Your task → Print the data that follows exactly.

Provided records →
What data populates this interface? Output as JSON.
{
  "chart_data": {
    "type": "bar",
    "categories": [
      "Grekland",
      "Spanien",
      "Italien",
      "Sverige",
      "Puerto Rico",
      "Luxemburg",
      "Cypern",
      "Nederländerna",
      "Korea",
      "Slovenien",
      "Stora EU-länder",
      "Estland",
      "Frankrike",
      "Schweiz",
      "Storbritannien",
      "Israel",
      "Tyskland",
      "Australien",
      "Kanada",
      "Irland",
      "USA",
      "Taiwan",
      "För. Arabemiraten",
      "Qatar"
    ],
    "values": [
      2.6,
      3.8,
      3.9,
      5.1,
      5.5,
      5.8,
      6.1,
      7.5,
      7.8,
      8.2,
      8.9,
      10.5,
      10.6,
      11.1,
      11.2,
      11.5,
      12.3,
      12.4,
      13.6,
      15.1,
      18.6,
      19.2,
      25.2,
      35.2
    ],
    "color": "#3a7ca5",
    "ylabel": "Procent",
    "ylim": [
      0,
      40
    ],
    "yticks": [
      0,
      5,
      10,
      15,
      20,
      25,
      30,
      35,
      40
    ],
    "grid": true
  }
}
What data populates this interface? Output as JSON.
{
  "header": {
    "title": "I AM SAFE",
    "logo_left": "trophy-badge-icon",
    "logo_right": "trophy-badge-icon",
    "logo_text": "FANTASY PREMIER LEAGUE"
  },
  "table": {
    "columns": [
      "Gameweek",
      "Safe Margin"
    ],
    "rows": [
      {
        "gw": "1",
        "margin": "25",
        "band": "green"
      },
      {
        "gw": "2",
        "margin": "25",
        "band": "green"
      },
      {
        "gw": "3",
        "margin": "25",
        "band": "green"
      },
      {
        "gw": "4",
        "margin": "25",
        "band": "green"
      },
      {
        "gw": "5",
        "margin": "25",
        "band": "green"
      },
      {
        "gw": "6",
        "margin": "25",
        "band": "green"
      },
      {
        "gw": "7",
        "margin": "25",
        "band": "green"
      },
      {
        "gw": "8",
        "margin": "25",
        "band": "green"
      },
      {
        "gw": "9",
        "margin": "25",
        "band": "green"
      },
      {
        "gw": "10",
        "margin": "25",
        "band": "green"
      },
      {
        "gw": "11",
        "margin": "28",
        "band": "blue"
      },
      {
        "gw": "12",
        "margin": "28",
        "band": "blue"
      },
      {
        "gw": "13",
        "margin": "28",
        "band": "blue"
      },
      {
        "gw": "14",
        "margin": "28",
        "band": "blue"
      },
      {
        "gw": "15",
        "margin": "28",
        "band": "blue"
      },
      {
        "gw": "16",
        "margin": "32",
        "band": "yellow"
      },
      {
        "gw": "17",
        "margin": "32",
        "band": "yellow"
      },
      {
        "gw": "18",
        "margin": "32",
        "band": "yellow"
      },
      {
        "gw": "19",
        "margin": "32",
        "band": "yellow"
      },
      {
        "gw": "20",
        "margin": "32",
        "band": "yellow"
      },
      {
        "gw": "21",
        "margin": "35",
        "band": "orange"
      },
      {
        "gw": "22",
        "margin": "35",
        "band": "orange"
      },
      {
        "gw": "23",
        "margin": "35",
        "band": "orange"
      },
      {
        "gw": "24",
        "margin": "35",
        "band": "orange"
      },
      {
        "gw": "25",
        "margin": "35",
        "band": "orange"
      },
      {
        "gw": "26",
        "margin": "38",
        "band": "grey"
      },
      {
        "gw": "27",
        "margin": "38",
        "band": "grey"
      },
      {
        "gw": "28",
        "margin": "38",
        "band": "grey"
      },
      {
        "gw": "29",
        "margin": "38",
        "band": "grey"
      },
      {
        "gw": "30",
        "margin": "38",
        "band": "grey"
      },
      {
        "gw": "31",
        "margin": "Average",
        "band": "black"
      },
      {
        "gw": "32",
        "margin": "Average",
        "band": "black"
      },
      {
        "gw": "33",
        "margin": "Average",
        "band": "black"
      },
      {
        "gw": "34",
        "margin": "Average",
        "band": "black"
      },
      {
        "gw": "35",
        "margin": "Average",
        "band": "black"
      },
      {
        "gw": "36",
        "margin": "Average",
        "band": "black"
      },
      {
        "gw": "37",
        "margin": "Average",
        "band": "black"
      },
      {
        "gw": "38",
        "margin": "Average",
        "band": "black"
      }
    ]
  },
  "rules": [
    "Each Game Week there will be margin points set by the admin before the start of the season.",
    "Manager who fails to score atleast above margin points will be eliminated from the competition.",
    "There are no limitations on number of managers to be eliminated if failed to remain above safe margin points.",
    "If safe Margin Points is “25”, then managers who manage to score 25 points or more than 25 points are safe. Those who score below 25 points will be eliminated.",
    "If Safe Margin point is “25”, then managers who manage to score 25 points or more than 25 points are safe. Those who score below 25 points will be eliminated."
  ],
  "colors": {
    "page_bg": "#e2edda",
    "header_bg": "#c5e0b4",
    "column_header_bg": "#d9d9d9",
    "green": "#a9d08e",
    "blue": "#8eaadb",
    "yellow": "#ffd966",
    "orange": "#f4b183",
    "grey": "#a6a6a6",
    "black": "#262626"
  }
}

Answer to the exercise →
What data populates this interface? Output as JSON.
{
  "chart_data": {
    "type": "bar",
    "categories": [
      "Grekland",
      "Spanien",
      "Italien",
      "Sverige",
      "Puerto Rico",
      "Luxemburg",
      "Cypern",
      "Nederländerna",
      "Korea",
      "Slovenien",
      "Stora EU-länder",
      "Estland",
      "Frankrike",
      "Schweiz",
      "Storbritannien",
      "Israel",
      "Tyskland",
      "Australien",
      "Kanada",
      "Irland",
      "USA",
      "Taiwan",
      "För. Arabemiraten",
      "Qatar"
    ],
    "values": [
      2.6,
      3.8,
      3.9,
      5.1,
      5.5,
      5.8,
      6.1,
      7.5,
      7.8,
      8.2,
      8.9,
      10.5,
      10.6,
      11.1,
      11.2,
      11.5,
      12.3,
      12.4,
      13.6,
      15.1,
      18.6,
      19.2,
      25.2,
      35.2
    ],
    "color": "#3a7ca5",
    "ylabel": "Procent",
    "ylim": [
      0,
      40
    ],
    "yticks": [
      0,
      5,
      10,
      15,
      20,
      25,
      30,
      35,
      40
    ],
    "grid": true
  }
}
What data populates this interface? Output as JSON.
{
  "header": {
    "title": "I AM SAFE",
    "logo_left": "trophy-badge-icon",
    "logo_right": "trophy-badge-icon",
    "logo_text": "FANTASY PREMIER LEAGUE"
  },
  "table": {
    "columns": [
      "Gameweek",
      "Safe Margin"
    ],
    "rows": [
      {
        "gw": "1",
        "margin": "25",
        "band": "green"
      },
      {
        "gw": "2",
        "margin": "25",
        "band": "green"
      },
      {
        "gw": "3",
        "margin": "25",
        "band": "green"
      },
      {
        "gw": "4",
        "margin": "25",
        "band": "green"
      },
      {
        "gw": "5",
        "margin": "25",
        "band": "green"
      },
      {
        "gw": "6",
        "margin": "25",
        "band": "green"
      },
      {
        "gw": "7",
        "margin": "25",
        "band": "green"
      },
      {
        "gw": "8",
        "margin": "25",
        "band": "green"
      },
      {
        "gw": "9",
        "margin": "25",
        "band": "green"
      },
      {
        "gw": "10",
        "margin": "25",
        "band": "green"
      },
      {
        "gw": "11",
        "margin": "28",
        "band": "blue"
      },
      {
        "gw": "12",
        "margin": "28",
        "band": "blue"
      },
      {
        "gw": "13",
        "margin": "28",
        "band": "blue"
      },
      {
        "gw": "14",
        "margin": "28",
        "band": "blue"
      },
      {
        "gw": "15",
        "margin": "28",
        "band": "blue"
      },
      {
        "gw": "16",
        "margin": "32",
        "band": "yellow"
      },
      {
        "gw": "17",
        "margin": "32",
        "band": "yellow"
      },
      {
        "gw": "18",
        "margin": "32",
        "band": "yellow"
      },
      {
        "gw": "19",
        "margin": "32",
        "band": "yellow"
      },
      {
        "gw": "20",
        "margin": "32",
        "band": "yellow"
      },
      {
        "gw": "21",
        "margin": "35",
        "band": "orange"
      },
      {
        "gw": "22",
        "margin": "35",
        "band": "orange"
      },
      {
        "gw": "23",
        "margin": "35",
        "band": "orange"
      },
      {
        "gw": "24",
        "margin": "35",
        "band": "orange"
      },
      {
        "gw": "25",
        "margin": "35",
        "band": "orange"
      },
      {
        "gw": "26",
        "margin": "38",
        "band": "grey"
      },
      {
        "gw": "27",
        "margin": "38",
        "band": "grey"
      },
      {
        "gw": "28",
        "margin": "38",
        "band": "grey"
      },
      {
        "gw": "29",
        "margin": "38",
        "band": "grey"
      },
      {
        "gw": "30",
        "margin": "38",
        "band": "grey"
      },
      {
        "gw": "31",
        "margin": "Average",
        "band": "black"
      },
      {
        "gw": "32",
        "margin": "Average",
        "band": "black"
      },
      {
        "gw": "33",
        "margin": "Average",
        "band": "black"
      },
      {
        "gw": "34",
        "margin": "Average",
        "band": "black"
      },
      {
        "gw": "35",
        "margin": "Average",
        "band": "black"
      },
      {
        "gw": "36",
        "margin": "Average",
        "band": "black"
      },
      {
        "gw": "37",
        "margin": "Average",
        "band": "black"
      },
      {
        "gw": "38",
        "margin": "Average",
        "band": "black"
      }
    ]
  },
  "rules": [
    "Each Game Week there will be margin points set by the admin before the start of the season.",
    "Manager who fails to score atleast above margin points will be eliminated from the competition.",
    "There are no limitations on number of managers to be eliminated if failed to remain above safe margin points.",
    "If safe Margin Points is “25”, then managers who manage to score 25 points or more than 25 points are safe. Those who score below 25 points will be eliminated.",
    "If Safe Margin point is “25”, then managers who manage to score 25 points or more than 25 points are safe. Those who score below 25 points will be eliminated."
  ],
  "colors": {
    "page_bg": "#e2edda",
    "header_bg": "#c5e0b4",
    "column_header_bg": "#d9d9d9",
    "green": "#a9d08e",
    "blue": "#8eaadb",
    "yellow": "#ffd966",
    "orange": "#f4b183",
    "grey": "#a6a6a6",
    "black": "#262626"
  }
}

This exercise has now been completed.